Aim
Return, word for word, the lines starting at the very beginning of the records and ending at the line containing "ticket-number: 638415 (814, 1469, 979, 1519)", with both of those lines included.

***** Records shown *****

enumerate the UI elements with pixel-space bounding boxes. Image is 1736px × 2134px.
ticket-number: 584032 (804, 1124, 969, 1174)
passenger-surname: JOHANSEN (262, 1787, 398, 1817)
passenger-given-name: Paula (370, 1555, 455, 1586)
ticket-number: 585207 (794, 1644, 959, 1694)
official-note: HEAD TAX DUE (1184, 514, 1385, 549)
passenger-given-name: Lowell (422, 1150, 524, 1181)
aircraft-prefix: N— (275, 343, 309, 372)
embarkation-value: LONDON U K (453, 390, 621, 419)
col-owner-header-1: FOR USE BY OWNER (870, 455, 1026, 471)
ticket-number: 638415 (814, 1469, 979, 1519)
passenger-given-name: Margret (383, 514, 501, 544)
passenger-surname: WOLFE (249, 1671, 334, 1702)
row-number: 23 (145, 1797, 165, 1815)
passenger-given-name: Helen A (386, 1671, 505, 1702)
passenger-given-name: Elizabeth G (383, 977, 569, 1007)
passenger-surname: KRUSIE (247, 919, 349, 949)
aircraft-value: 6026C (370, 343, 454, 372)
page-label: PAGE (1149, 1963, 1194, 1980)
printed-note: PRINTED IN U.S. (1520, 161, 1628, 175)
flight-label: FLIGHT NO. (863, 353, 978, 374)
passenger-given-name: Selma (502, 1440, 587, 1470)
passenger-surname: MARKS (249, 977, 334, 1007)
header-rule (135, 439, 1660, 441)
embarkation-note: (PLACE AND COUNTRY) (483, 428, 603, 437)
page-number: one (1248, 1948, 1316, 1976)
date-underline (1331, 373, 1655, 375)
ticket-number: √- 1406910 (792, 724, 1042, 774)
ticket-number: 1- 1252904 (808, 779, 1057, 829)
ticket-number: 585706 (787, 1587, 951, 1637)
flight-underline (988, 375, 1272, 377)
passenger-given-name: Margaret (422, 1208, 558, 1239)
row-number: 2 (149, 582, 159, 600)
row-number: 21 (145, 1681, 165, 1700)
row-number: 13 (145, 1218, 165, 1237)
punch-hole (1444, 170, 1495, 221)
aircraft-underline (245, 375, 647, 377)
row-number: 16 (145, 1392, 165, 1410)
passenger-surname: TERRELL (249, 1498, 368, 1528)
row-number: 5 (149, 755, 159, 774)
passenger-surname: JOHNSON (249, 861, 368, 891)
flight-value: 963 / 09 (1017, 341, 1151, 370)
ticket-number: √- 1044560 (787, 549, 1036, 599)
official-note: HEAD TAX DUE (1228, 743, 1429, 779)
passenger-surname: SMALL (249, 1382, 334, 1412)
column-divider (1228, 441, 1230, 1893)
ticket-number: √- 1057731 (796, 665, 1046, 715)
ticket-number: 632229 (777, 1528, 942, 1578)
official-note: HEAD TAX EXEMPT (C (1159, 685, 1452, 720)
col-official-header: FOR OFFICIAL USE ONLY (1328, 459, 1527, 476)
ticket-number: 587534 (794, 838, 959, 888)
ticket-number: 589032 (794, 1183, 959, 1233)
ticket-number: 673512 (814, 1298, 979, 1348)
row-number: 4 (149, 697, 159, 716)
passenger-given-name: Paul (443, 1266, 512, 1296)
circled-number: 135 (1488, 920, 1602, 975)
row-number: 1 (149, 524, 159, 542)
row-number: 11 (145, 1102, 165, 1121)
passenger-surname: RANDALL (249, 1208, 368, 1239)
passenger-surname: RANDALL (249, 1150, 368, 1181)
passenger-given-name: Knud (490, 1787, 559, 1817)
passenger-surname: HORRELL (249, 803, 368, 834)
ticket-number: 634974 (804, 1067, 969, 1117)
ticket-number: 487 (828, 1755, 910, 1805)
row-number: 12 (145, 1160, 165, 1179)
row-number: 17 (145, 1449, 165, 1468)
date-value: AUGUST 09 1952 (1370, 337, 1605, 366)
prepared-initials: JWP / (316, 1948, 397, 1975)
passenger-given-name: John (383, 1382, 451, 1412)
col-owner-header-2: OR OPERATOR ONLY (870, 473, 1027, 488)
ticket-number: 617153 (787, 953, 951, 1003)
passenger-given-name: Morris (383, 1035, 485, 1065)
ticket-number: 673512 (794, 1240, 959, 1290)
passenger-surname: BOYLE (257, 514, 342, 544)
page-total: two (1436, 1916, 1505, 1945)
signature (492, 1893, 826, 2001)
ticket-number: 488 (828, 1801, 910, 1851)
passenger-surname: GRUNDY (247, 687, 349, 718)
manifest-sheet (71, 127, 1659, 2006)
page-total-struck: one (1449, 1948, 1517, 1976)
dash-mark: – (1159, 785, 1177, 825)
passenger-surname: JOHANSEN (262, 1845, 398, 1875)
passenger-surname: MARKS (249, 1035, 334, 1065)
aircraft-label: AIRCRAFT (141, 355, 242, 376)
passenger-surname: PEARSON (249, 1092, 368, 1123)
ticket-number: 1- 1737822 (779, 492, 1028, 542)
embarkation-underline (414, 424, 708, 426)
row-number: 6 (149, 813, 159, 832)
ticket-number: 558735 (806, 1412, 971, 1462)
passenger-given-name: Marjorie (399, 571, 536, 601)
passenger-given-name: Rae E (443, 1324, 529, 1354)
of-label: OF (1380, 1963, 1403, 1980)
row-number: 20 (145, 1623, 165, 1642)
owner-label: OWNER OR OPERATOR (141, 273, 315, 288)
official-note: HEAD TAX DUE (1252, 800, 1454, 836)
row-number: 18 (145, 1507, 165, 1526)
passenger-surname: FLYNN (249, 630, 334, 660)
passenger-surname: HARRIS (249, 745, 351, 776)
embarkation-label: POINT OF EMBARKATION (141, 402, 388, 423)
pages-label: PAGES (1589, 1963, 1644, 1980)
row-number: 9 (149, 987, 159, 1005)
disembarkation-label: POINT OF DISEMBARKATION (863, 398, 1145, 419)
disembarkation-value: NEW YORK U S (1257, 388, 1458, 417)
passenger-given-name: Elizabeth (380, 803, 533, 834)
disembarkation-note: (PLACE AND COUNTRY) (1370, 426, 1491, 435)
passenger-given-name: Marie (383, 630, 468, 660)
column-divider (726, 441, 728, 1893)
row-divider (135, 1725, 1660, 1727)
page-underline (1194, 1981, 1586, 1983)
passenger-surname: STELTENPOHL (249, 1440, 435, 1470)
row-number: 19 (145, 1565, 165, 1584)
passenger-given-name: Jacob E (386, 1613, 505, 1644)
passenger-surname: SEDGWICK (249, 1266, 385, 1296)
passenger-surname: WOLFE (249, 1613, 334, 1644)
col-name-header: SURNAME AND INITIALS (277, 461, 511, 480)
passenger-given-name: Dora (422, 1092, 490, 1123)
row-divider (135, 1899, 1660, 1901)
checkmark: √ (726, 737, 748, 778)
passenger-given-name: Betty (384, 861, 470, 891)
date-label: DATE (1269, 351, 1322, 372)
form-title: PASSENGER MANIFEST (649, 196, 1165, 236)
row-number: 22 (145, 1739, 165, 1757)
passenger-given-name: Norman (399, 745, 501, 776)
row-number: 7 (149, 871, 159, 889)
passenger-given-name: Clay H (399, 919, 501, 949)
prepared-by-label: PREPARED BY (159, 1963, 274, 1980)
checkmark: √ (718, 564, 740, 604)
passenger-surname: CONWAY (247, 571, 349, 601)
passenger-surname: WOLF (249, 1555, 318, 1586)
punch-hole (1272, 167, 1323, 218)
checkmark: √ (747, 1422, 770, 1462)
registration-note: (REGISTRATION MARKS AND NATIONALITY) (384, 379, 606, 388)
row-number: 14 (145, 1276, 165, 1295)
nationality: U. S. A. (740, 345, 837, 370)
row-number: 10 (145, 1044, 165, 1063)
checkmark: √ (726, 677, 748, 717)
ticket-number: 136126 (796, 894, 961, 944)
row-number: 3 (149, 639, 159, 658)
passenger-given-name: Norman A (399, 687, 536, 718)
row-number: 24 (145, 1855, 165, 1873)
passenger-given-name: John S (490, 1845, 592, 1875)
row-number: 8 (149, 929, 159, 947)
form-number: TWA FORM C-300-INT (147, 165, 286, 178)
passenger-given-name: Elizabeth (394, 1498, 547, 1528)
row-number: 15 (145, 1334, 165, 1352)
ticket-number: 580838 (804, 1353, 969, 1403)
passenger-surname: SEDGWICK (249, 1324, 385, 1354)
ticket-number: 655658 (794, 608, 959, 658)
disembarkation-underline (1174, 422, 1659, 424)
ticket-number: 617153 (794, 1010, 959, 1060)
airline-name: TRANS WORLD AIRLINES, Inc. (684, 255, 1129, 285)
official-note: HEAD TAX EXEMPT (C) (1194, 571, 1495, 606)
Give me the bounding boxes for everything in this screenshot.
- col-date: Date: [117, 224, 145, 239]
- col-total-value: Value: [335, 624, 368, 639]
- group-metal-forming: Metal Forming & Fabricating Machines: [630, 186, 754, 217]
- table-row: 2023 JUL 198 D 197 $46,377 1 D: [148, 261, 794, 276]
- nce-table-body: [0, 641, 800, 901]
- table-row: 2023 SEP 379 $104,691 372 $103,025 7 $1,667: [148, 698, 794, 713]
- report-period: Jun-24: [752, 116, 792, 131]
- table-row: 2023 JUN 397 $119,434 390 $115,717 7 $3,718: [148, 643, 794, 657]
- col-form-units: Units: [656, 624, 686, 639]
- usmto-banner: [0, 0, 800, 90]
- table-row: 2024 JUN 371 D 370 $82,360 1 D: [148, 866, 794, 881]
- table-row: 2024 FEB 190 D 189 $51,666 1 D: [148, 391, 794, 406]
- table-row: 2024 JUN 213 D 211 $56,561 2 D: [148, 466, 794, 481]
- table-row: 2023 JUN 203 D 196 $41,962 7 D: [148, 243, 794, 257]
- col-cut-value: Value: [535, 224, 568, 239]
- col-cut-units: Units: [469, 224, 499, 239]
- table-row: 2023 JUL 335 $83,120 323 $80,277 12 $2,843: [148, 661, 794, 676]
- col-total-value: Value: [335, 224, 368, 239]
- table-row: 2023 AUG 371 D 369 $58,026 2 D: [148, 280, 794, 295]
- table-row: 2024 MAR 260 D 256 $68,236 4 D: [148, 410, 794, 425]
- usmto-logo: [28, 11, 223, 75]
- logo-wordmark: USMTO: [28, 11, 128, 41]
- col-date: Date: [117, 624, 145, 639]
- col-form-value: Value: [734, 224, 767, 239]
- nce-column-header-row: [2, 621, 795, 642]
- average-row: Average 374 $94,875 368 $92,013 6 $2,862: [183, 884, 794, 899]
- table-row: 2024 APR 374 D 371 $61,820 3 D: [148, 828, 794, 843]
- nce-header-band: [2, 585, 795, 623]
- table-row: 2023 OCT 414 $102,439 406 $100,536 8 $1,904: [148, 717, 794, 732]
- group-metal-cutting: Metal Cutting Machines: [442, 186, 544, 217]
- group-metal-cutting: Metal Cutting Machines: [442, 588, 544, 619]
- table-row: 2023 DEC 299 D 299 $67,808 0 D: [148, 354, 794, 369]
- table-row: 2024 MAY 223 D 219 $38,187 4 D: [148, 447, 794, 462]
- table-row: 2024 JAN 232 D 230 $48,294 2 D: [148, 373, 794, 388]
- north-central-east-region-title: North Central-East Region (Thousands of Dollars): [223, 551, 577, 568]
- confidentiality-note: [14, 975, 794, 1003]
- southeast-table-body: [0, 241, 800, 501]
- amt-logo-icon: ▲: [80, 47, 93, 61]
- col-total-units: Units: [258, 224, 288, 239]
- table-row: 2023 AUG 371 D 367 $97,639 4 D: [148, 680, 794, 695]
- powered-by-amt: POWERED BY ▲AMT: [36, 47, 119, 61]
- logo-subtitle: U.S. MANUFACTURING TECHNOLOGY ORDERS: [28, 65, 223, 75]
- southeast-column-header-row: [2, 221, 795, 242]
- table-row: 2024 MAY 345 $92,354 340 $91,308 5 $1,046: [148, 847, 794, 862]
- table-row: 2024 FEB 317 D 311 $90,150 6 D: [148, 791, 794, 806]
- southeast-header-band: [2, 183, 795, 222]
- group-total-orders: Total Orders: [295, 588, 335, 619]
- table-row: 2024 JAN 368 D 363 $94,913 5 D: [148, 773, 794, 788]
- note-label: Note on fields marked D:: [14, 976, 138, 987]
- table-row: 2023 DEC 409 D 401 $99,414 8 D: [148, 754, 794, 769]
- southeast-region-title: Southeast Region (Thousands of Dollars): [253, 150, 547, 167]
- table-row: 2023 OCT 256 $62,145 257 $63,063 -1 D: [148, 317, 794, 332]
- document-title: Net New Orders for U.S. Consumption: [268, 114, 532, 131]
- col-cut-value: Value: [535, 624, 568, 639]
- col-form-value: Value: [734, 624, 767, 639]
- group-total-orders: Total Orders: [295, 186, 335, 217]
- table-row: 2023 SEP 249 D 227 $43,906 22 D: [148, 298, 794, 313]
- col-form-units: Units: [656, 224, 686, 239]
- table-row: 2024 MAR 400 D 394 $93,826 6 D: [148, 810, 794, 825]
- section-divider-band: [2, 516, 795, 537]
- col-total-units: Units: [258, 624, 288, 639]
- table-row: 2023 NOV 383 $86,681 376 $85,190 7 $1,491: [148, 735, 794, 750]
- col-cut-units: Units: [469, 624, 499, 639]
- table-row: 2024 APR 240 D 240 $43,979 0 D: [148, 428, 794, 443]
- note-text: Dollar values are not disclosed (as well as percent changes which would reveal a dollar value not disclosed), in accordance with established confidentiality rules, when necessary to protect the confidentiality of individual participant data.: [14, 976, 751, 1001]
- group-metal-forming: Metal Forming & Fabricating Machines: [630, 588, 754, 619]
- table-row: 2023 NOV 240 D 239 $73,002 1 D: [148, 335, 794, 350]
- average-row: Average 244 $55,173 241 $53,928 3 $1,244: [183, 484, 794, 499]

*****

Result
enumerate the UI elements with pixel-space bounding boxes. Image is 1736px × 2134px.
ticket-number: 584032 (804, 1124, 969, 1174)
passenger-surname: JOHANSEN (262, 1787, 398, 1817)
passenger-given-name: Paula (370, 1555, 455, 1586)
ticket-number: 585207 (794, 1644, 959, 1694)
official-note: HEAD TAX DUE (1184, 514, 1385, 549)
passenger-given-name: Lowell (422, 1150, 524, 1181)
aircraft-prefix: N— (275, 343, 309, 372)
embarkation-value: LONDON U K (453, 390, 621, 419)
col-owner-header-1: FOR USE BY OWNER (870, 455, 1026, 471)
ticket-number: 638415 (814, 1469, 979, 1519)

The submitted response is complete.